### EXTRACTED DATA
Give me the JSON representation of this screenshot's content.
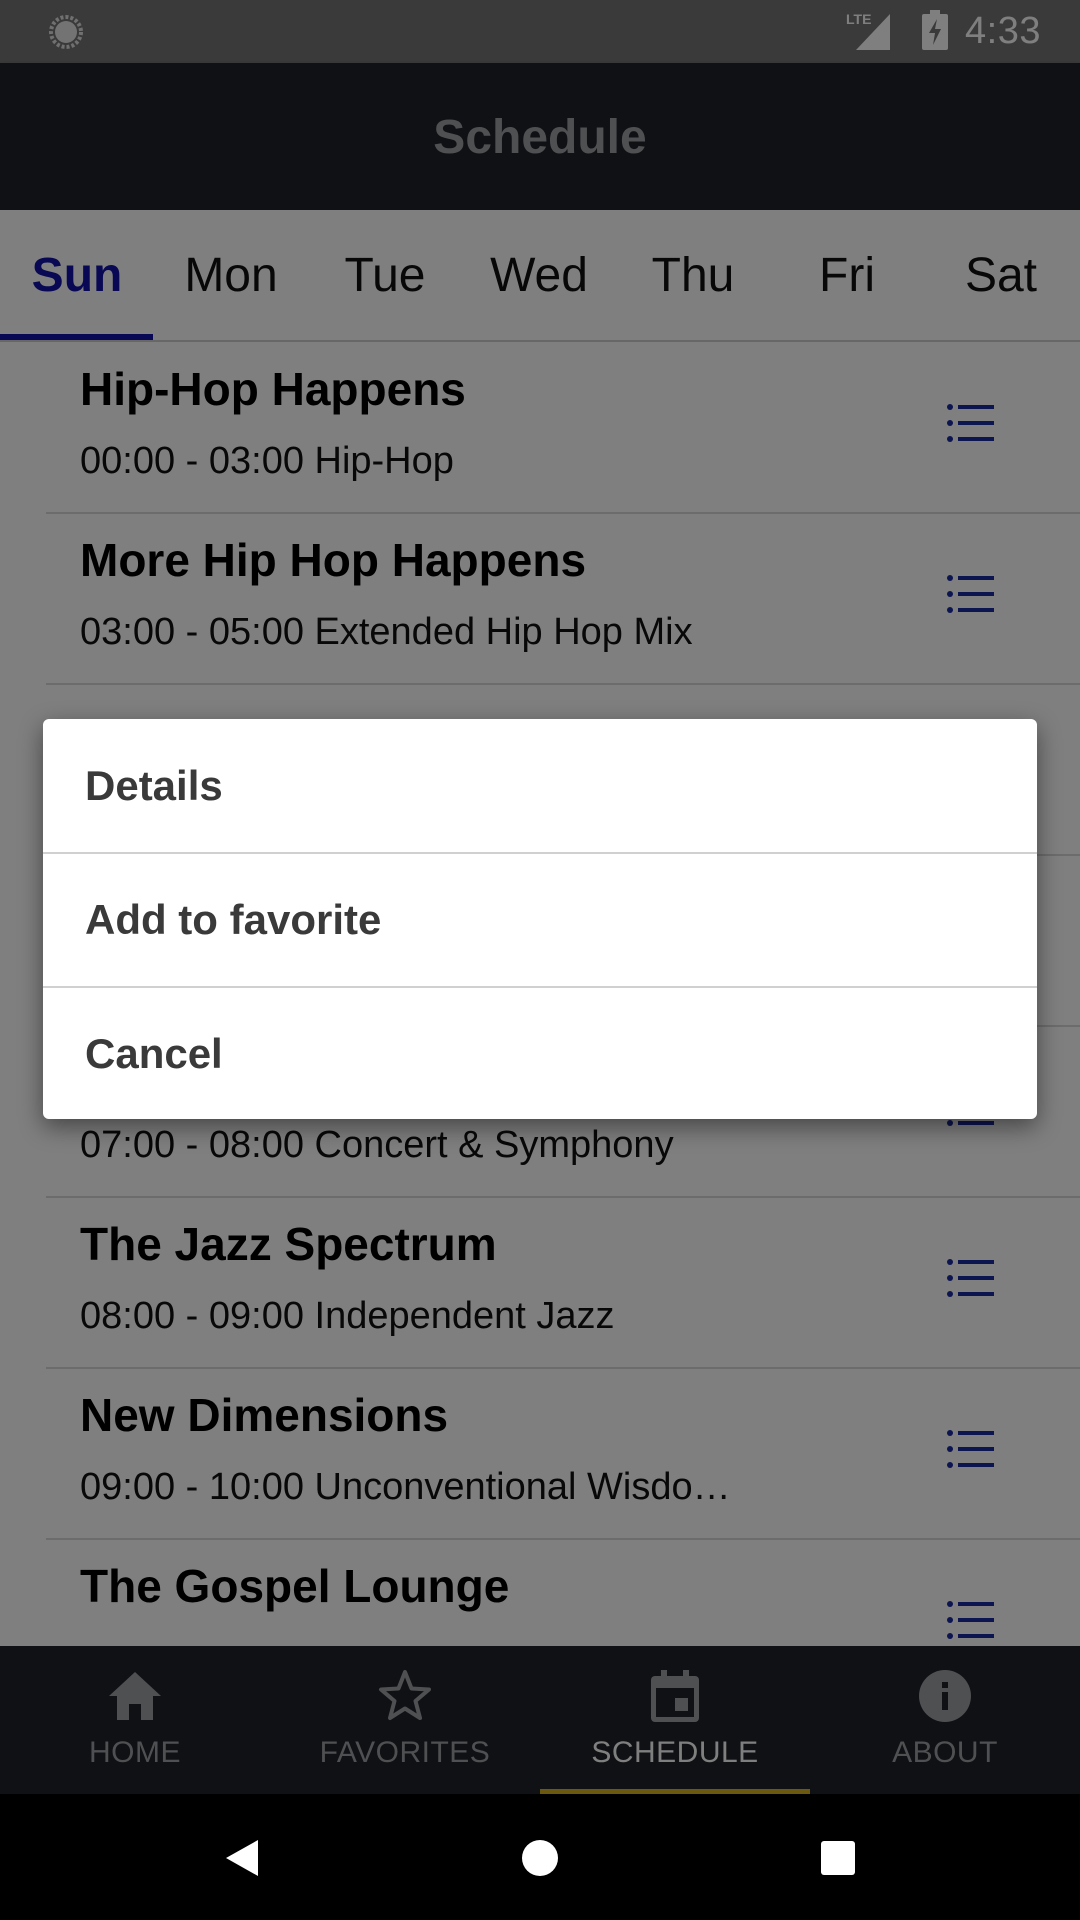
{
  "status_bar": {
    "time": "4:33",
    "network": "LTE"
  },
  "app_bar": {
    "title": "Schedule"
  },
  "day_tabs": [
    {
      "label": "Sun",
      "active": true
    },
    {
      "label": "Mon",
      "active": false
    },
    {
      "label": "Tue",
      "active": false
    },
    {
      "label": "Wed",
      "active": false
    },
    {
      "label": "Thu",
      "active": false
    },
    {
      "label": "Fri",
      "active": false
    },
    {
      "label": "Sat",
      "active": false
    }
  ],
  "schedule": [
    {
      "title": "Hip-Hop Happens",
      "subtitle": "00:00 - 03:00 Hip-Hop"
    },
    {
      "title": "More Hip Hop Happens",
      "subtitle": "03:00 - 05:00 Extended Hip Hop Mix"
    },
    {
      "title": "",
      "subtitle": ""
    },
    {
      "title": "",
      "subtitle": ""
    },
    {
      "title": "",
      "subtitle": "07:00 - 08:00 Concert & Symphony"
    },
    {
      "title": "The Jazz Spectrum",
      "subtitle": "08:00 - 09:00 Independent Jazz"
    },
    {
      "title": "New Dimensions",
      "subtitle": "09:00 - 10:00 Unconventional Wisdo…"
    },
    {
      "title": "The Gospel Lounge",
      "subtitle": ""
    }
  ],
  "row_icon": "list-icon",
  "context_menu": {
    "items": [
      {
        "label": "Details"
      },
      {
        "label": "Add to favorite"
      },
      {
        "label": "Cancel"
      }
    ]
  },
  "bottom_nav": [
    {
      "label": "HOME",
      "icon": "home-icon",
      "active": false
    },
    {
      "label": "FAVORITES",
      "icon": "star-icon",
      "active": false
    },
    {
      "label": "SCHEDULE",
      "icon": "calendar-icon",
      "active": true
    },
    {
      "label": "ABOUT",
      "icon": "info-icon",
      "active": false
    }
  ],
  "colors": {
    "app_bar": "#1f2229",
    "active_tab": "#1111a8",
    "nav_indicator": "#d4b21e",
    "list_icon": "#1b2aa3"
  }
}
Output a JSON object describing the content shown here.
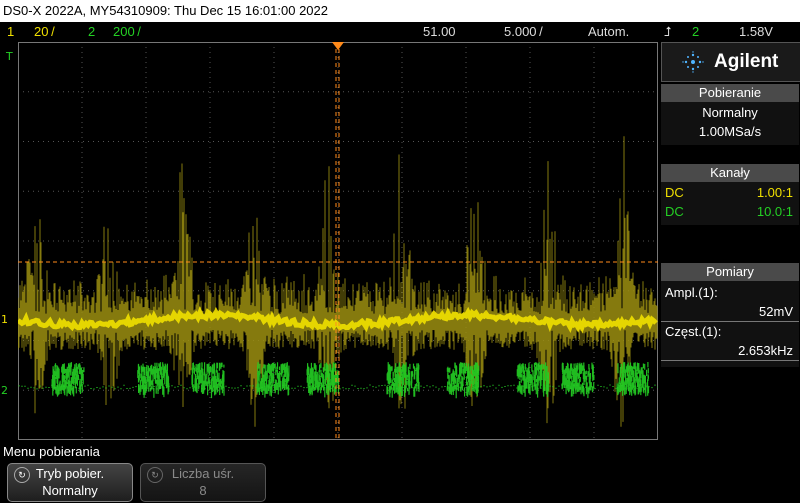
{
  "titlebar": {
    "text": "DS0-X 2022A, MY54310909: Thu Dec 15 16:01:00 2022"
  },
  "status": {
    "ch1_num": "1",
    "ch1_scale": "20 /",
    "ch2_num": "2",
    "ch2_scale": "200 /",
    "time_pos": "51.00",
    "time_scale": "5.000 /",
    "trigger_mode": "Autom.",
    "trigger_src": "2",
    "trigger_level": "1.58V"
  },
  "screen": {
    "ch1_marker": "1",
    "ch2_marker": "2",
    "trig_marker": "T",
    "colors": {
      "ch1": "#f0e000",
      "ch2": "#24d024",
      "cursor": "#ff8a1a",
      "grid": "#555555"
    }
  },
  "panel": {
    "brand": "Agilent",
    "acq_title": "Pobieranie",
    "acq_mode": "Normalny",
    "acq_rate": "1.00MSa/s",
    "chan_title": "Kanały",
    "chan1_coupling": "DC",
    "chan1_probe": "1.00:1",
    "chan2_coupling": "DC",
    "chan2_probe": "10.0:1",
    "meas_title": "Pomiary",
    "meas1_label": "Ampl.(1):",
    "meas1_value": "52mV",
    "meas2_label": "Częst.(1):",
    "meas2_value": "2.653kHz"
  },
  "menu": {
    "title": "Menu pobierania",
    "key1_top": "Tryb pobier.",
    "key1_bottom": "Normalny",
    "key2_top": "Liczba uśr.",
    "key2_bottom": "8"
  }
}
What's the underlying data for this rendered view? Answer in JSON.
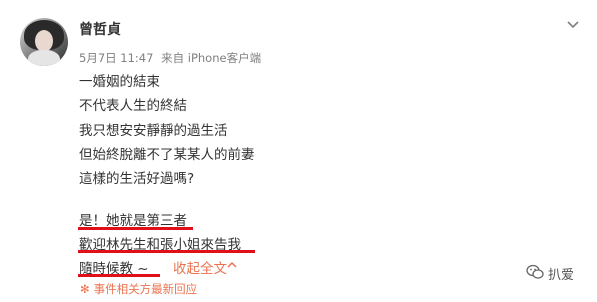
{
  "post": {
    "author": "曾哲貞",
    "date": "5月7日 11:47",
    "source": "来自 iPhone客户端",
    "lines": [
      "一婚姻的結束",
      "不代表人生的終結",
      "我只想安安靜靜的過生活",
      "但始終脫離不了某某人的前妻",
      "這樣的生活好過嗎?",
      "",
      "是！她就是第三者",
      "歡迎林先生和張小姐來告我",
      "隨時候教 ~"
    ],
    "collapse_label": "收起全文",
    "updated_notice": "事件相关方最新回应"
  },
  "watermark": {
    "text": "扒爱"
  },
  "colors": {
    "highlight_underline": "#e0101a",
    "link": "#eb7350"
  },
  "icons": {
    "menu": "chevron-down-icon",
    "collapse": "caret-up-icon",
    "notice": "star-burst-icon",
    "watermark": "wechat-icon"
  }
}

### WHAT THE EXERCISE ASKS
Pick out every line above that holds the word "Happens" and copy it.

### EXPECTED ANSWER
      "title": "Hip-Hop Happens",
      "title": "More Hip Hop Happens",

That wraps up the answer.